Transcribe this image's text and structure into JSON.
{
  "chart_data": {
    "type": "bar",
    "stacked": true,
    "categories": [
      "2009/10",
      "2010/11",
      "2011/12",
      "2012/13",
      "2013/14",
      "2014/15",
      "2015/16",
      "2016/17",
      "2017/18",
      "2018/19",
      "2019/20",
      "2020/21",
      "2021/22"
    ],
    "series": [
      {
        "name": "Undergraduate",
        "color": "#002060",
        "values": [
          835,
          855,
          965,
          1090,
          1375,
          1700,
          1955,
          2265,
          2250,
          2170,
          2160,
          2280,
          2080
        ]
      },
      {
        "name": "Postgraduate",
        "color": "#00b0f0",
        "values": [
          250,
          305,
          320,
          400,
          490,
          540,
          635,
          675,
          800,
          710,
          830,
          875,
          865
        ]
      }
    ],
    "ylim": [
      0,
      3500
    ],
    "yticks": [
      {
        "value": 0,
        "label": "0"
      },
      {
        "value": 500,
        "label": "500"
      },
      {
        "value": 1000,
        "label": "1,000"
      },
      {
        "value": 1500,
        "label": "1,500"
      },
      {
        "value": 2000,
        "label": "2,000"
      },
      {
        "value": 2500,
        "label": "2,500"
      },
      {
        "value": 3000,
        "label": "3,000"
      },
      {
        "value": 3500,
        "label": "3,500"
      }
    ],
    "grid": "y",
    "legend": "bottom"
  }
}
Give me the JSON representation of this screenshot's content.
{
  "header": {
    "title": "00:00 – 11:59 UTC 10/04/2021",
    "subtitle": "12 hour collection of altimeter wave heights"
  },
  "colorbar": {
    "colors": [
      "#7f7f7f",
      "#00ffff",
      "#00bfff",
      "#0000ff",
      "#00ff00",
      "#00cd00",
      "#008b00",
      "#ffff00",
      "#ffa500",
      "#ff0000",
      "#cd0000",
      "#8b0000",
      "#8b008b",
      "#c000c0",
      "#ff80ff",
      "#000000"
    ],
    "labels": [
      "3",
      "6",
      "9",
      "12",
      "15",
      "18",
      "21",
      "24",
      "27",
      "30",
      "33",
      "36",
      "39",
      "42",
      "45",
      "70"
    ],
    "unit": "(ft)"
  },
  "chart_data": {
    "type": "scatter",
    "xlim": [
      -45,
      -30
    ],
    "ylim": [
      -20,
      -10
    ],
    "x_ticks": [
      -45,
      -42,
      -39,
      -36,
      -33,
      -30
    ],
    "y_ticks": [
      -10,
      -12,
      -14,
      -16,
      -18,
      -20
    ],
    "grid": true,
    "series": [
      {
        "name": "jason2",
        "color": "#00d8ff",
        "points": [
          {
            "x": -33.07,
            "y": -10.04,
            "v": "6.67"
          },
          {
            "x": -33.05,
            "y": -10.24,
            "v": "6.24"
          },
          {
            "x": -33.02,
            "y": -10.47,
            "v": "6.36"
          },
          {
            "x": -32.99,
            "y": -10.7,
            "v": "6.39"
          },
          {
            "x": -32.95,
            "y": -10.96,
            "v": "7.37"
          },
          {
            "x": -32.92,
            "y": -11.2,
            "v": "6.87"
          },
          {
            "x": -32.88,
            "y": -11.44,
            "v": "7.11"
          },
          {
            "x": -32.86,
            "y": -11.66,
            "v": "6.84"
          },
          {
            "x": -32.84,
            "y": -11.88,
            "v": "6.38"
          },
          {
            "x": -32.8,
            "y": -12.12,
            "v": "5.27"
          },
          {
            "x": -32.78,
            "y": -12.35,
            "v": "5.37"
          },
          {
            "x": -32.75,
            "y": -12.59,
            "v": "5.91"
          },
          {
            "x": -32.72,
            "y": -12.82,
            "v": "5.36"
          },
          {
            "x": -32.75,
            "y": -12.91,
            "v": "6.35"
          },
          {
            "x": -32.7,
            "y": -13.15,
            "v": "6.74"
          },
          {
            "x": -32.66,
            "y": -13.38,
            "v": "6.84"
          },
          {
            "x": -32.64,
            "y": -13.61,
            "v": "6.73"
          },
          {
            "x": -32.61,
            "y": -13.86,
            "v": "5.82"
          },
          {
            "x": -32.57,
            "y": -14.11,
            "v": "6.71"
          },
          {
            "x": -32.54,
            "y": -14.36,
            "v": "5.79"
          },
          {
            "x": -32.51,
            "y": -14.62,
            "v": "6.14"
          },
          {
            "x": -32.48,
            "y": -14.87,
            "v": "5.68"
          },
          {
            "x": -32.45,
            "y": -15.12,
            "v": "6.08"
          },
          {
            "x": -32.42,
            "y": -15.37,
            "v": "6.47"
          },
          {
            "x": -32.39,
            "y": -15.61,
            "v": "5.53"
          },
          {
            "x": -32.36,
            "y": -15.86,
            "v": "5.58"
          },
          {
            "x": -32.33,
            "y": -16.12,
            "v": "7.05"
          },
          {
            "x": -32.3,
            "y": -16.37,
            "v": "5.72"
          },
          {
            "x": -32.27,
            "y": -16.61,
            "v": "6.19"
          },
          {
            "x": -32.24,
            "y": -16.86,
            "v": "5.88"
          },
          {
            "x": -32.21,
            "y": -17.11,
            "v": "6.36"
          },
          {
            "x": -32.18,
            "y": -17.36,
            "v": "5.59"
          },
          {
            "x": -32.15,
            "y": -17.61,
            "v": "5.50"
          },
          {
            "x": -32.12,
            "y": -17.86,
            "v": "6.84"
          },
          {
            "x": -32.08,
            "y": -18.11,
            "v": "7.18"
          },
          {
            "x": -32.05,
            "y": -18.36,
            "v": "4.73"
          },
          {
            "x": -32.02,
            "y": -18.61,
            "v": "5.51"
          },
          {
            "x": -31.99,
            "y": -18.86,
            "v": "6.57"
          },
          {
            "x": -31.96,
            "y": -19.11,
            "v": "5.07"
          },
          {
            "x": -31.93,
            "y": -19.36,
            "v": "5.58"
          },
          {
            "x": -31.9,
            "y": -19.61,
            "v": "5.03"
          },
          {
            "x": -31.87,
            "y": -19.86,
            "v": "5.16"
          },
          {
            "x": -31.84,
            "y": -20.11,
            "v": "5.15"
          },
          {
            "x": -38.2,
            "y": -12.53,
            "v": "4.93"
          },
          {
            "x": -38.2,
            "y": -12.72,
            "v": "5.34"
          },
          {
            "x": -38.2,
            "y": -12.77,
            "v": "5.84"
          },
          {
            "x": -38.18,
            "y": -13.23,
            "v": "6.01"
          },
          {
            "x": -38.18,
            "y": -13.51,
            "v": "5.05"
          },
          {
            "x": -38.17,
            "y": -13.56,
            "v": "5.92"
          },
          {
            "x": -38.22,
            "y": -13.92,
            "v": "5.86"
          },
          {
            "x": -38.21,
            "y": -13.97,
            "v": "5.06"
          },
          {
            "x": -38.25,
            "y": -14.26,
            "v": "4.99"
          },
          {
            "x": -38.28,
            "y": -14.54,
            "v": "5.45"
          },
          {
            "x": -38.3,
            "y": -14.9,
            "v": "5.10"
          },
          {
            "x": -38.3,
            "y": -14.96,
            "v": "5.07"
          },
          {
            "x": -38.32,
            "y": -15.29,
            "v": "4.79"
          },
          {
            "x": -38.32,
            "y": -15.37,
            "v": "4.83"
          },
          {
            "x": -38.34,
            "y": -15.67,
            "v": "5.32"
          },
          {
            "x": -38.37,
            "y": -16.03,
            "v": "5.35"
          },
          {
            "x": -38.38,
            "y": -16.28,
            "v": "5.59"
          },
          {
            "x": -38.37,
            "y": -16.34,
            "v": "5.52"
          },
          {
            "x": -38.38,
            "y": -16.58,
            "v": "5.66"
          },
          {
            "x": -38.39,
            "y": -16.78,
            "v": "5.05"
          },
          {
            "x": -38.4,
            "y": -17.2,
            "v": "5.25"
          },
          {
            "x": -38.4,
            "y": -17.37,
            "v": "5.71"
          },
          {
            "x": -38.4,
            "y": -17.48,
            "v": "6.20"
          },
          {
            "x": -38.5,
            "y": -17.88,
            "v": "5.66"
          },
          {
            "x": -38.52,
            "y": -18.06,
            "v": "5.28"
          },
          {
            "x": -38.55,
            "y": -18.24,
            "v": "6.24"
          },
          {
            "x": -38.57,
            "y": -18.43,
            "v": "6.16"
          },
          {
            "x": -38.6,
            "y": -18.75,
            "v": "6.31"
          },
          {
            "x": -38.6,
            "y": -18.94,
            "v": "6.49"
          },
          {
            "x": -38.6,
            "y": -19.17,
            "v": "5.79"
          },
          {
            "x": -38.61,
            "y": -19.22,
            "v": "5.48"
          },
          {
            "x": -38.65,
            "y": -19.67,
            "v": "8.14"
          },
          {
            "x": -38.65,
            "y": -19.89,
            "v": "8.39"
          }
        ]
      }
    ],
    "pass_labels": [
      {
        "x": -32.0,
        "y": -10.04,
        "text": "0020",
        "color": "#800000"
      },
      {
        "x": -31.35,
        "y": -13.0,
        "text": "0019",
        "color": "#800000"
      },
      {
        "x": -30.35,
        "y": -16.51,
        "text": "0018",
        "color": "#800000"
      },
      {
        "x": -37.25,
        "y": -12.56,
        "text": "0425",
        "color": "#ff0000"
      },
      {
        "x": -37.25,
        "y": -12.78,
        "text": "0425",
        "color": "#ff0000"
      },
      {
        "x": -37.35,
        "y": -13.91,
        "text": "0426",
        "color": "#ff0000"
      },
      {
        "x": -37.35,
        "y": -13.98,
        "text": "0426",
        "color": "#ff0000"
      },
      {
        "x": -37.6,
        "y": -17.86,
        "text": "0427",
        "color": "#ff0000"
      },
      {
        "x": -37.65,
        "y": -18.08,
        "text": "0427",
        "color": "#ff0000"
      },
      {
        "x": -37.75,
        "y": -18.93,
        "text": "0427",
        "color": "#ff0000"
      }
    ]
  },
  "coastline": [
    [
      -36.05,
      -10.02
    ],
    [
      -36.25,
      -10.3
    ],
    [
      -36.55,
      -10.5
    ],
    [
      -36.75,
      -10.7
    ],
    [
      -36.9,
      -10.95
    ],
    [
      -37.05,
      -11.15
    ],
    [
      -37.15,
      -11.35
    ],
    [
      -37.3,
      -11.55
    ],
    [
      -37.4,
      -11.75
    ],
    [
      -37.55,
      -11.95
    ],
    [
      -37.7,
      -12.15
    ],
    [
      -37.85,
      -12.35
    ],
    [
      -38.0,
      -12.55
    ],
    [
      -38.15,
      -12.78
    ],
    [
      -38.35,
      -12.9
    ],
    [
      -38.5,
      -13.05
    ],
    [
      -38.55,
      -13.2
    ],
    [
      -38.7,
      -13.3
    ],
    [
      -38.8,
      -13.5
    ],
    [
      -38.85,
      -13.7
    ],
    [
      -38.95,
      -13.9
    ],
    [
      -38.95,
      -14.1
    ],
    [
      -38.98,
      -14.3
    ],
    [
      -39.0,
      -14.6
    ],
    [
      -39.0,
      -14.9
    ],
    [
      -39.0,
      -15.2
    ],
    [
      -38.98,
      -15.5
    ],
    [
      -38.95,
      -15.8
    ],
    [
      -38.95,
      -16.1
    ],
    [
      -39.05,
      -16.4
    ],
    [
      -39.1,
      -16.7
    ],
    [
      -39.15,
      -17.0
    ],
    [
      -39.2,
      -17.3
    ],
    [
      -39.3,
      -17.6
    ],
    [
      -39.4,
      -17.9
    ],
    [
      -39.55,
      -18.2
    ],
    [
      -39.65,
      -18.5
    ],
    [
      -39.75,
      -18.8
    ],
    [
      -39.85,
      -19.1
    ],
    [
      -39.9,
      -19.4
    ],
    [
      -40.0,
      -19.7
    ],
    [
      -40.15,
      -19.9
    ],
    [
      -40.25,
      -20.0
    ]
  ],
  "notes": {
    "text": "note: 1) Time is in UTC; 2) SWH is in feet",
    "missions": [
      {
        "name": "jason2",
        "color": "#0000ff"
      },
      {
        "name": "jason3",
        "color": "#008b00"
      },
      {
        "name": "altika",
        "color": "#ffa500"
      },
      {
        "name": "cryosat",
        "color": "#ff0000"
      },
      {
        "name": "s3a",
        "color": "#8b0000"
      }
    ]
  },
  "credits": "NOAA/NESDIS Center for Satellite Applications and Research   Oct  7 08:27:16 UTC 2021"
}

The exercise | Which lines hold the word "this"? Copy each of them from the records.

Solution to the exercise |
Transcribe this image's text and structure into JSON.
Give me the JSON representation of this screenshot's content.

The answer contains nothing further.